• AIM:
Copy each line below in which the word "marker" occurs.

• LISTED ENTRIES:
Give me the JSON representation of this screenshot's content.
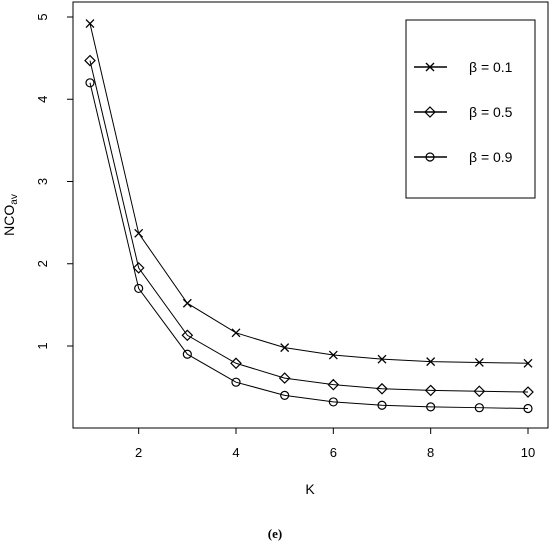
{
  "chart_data": {
    "type": "line",
    "title": "",
    "xlabel": "K",
    "ylabel_main": "NCO",
    "ylabel_sub": "av",
    "x": [
      1,
      2,
      3,
      4,
      5,
      6,
      7,
      8,
      9,
      10
    ],
    "xlim": [
      0.7,
      10.3
    ],
    "ylim": [
      0.25,
      5.0
    ],
    "xticks": [
      2,
      4,
      6,
      8,
      10
    ],
    "yticks": [
      1,
      2,
      3,
      4,
      5
    ],
    "grid": false,
    "legend_position": "top-right",
    "series": [
      {
        "name": "β = 0.1",
        "marker": "cross",
        "values": [
          4.92,
          2.37,
          1.52,
          1.16,
          0.98,
          0.89,
          0.84,
          0.81,
          0.8,
          0.79
        ]
      },
      {
        "name": "β = 0.5",
        "marker": "diamond",
        "values": [
          4.47,
          1.95,
          1.13,
          0.79,
          0.61,
          0.53,
          0.48,
          0.46,
          0.45,
          0.44
        ]
      },
      {
        "name": "β = 0.9",
        "marker": "circle",
        "values": [
          4.2,
          1.7,
          0.9,
          0.56,
          0.4,
          0.32,
          0.28,
          0.26,
          0.25,
          0.24
        ]
      }
    ],
    "caption": "(e)"
  }
}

• ANSWER IN FULL:
        "marker": "cross",
        "marker": "diamond",
        "marker": "circle",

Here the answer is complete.